[Figure record extracts]
______________________________
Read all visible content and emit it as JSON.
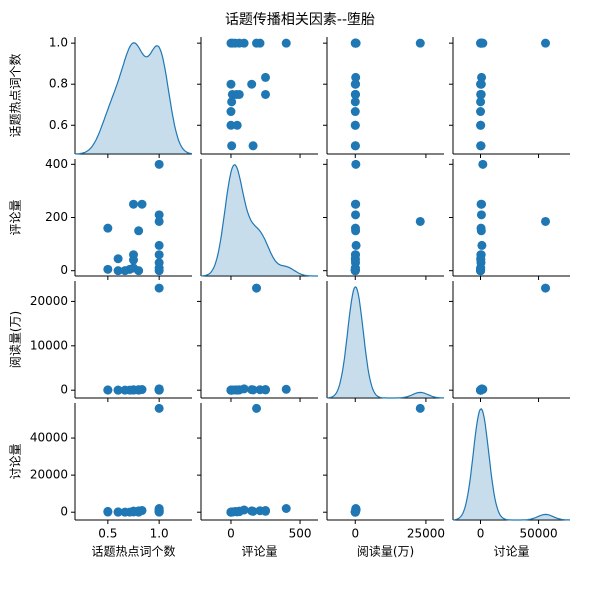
{
  "chart_data": {
    "type": "pairplot",
    "title": "话题传播相关因素--堕胎",
    "color": "#1f77b4",
    "variables": [
      {
        "name": "话题热点词个数",
        "values": [
          1.0,
          1.0,
          1.0,
          1.0,
          1.0,
          1.0,
          1.0,
          1.0,
          0.833,
          0.75,
          0.8,
          0.8,
          0.75,
          0.75,
          0.75,
          0.714,
          0.667,
          0.6,
          0.6,
          0.5,
          0.5
        ],
        "xlim": [
          0.18,
          1.32
        ],
        "ylim": [
          0.46,
          1.03
        ],
        "xticks": [
          0.5,
          {
            "value": 1,
            "label": "1.0"
          }
        ],
        "yticks": [
          0.6,
          0.8,
          {
            "value": 1,
            "label": "1.0"
          }
        ]
      },
      {
        "name": "评论量",
        "values": [
          400,
          210,
          185,
          95,
          60,
          10,
          0,
          30,
          250,
          250,
          150,
          0,
          10,
          40,
          60,
          5,
          0,
          0,
          45,
          5,
          160
        ],
        "xlim": [
          -217,
          630
        ],
        "ylim": [
          -20,
          420
        ],
        "xticks": [
          0,
          500
        ],
        "yticks": [
          0,
          200,
          400
        ]
      },
      {
        "name": "阅读量(万)",
        "values": [
          200,
          100,
          23000,
          300,
          50,
          20,
          10,
          80,
          150,
          60,
          120,
          5,
          30,
          40,
          90,
          10,
          5,
          8,
          25,
          15,
          70
        ],
        "xlim": [
          -10000,
          31400
        ],
        "ylim": [
          -1760,
          24600
        ],
        "xticks": [
          0,
          25000
        ],
        "yticks": [
          0,
          10000,
          20000
        ]
      },
      {
        "name": "讨论量",
        "values": [
          2000,
          800,
          56000,
          1200,
          300,
          100,
          50,
          400,
          900,
          500,
          700,
          20,
          150,
          250,
          600,
          60,
          30,
          40,
          180,
          90,
          450
        ],
        "xlim": [
          -23700,
          77100
        ],
        "ylim": [
          -4200,
          58900
        ],
        "xticks": [
          0,
          50000
        ],
        "yticks": [
          0,
          20000,
          40000
        ]
      }
    ]
  }
}
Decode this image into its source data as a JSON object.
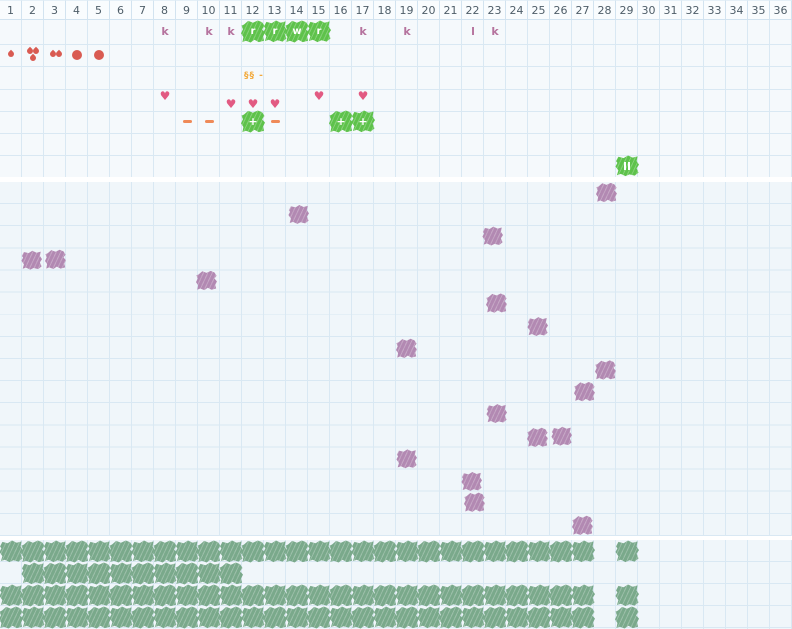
______________________________
Using the records above, retype everything exactly except the pictures.

Read all visible content and emit it as JSON.
{
  "chart_data": {
    "type": "pairplot",
    "title": "话题传播相关因素--堕胎",
    "color": "#1f77b4",
    "variables": [
      {
        "name": "话题热点词个数",
        "values": [
          1.0,
          1.0,
          1.0,
          1.0,
          1.0,
          1.0,
          1.0,
          1.0,
          0.833,
          0.75,
          0.8,
          0.8,
          0.75,
          0.75,
          0.75,
          0.714,
          0.667,
          0.6,
          0.6,
          0.5,
          0.5
        ],
        "xlim": [
          0.18,
          1.32
        ],
        "ylim": [
          0.46,
          1.03
        ],
        "xticks": [
          0.5,
          {
            "value": 1,
            "label": "1.0"
          }
        ],
        "yticks": [
          0.6,
          0.8,
          {
            "value": 1,
            "label": "1.0"
          }
        ]
      },
      {
        "name": "评论量",
        "values": [
          400,
          210,
          185,
          95,
          60,
          10,
          0,
          30,
          250,
          250,
          150,
          0,
          10,
          40,
          60,
          5,
          0,
          0,
          45,
          5,
          160
        ],
        "xlim": [
          -217,
          630
        ],
        "ylim": [
          -20,
          420
        ],
        "xticks": [
          0,
          500
        ],
        "yticks": [
          0,
          200,
          400
        ]
      },
      {
        "name": "阅读量(万)",
        "values": [
          200,
          100,
          23000,
          300,
          50,
          20,
          10,
          80,
          150,
          60,
          120,
          5,
          30,
          40,
          90,
          10,
          5,
          8,
          25,
          15,
          70
        ],
        "xlim": [
          -10000,
          31400
        ],
        "ylim": [
          -1760,
          24600
        ],
        "xticks": [
          0,
          25000
        ],
        "yticks": [
          0,
          10000,
          20000
        ]
      },
      {
        "name": "讨论量",
        "values": [
          2000,
          800,
          56000,
          1200,
          300,
          100,
          50,
          400,
          900,
          500,
          700,
          20,
          150,
          250,
          600,
          60,
          30,
          40,
          180,
          90,
          450
        ],
        "xlim": [
          -23700,
          77100
        ],
        "ylim": [
          -4200,
          58900
        ],
        "xticks": [
          0,
          50000
        ],
        "yticks": [
          0,
          20000,
          40000
        ]
      }
    ]
  }
}
Decode this image into its source data as a JSON object.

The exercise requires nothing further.